## PROVIDED INFORMATION
•••

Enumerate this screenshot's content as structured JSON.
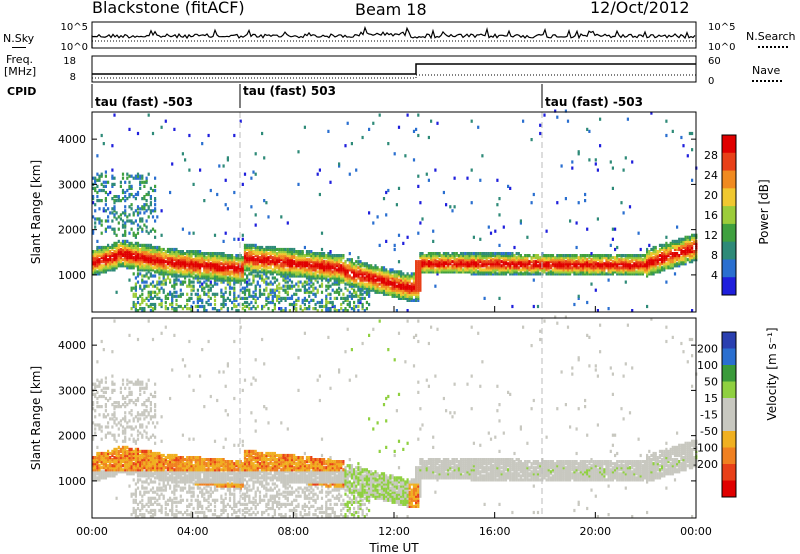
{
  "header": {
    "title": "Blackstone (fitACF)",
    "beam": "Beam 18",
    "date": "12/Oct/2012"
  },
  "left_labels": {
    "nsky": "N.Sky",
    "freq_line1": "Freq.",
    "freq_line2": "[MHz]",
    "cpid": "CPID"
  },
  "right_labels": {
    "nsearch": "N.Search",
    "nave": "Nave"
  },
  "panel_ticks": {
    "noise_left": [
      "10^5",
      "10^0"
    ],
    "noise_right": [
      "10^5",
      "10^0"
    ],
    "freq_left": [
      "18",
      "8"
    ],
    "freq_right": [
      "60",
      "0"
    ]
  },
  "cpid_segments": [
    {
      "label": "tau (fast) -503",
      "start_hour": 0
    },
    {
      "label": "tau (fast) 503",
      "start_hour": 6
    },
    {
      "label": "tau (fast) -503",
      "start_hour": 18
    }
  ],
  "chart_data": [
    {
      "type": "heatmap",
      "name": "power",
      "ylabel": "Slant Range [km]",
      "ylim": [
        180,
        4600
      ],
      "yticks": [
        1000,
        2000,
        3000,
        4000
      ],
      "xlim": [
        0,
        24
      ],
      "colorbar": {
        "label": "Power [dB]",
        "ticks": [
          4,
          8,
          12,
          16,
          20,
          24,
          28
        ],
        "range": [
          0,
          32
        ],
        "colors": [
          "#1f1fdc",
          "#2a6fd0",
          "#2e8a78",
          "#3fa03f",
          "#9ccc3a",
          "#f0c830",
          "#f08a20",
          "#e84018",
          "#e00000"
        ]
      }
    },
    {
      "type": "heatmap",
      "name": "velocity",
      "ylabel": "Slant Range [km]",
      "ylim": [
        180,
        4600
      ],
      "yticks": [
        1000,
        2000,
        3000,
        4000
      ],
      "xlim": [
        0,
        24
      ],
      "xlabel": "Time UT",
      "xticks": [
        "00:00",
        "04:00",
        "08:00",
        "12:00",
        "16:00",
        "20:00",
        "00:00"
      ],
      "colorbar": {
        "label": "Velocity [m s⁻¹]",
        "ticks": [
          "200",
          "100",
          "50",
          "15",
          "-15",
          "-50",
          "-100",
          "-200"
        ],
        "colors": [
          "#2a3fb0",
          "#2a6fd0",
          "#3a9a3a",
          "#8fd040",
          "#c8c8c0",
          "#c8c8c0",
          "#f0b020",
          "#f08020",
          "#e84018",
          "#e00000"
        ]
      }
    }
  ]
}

•••

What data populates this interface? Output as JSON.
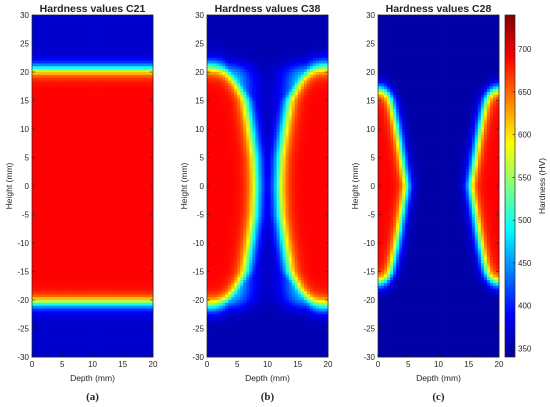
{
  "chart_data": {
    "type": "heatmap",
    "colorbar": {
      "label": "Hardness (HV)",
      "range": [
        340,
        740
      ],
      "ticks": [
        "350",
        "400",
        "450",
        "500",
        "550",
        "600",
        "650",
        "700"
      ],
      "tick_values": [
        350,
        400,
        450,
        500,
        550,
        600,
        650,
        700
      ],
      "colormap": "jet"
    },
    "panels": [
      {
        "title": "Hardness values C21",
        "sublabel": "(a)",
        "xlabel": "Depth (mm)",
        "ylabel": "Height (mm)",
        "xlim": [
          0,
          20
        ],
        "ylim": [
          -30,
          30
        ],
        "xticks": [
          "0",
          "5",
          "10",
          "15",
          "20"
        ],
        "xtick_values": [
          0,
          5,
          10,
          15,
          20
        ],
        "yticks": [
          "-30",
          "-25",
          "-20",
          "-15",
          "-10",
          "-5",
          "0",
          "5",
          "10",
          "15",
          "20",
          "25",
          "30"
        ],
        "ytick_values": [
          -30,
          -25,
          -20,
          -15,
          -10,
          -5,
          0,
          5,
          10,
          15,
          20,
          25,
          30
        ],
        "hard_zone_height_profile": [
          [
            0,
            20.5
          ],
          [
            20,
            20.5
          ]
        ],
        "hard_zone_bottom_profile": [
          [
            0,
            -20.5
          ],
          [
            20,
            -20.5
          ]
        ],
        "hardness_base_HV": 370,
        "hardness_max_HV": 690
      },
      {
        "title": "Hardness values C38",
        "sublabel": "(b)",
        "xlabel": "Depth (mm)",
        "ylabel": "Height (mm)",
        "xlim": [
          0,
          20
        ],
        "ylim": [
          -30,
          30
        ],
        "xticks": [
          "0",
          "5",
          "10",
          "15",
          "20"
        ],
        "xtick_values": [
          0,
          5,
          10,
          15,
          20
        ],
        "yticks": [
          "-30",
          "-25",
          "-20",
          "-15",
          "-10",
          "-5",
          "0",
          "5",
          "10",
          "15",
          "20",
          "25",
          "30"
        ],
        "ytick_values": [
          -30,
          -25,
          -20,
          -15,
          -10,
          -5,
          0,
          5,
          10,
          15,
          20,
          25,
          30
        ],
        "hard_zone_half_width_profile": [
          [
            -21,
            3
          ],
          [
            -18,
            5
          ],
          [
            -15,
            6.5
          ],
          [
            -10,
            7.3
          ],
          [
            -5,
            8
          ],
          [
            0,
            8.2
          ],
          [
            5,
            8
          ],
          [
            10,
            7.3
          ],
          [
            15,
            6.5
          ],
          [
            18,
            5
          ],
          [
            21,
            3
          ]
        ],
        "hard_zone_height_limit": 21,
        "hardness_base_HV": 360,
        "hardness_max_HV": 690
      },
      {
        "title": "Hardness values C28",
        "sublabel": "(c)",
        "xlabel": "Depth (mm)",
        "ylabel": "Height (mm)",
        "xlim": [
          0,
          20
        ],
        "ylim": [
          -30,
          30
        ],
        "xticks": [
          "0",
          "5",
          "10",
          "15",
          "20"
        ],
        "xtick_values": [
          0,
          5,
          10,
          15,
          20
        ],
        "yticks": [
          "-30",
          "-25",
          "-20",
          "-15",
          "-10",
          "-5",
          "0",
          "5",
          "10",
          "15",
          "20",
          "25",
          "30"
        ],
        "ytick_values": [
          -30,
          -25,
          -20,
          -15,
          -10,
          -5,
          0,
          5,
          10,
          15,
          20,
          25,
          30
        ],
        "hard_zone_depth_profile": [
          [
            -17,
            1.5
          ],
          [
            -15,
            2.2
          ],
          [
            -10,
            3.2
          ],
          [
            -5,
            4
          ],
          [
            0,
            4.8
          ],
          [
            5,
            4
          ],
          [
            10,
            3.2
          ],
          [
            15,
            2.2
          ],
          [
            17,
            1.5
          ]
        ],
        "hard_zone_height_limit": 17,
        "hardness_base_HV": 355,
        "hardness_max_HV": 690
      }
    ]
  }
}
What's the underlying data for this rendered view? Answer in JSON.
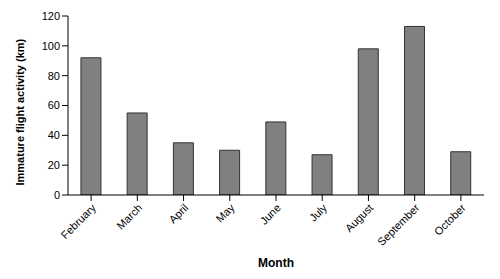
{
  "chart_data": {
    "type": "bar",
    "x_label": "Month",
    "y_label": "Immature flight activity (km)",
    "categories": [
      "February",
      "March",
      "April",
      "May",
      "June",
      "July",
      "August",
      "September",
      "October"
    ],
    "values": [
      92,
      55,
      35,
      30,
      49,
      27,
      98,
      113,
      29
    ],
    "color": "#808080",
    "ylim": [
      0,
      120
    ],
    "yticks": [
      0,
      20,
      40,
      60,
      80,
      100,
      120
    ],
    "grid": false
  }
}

•••

## WHAT THE EXERCISE ASKS
Tally up the lines holding the word "type" in the data above, and answer with that figure only.

## ANSWER FOR THIS EXERCISE
4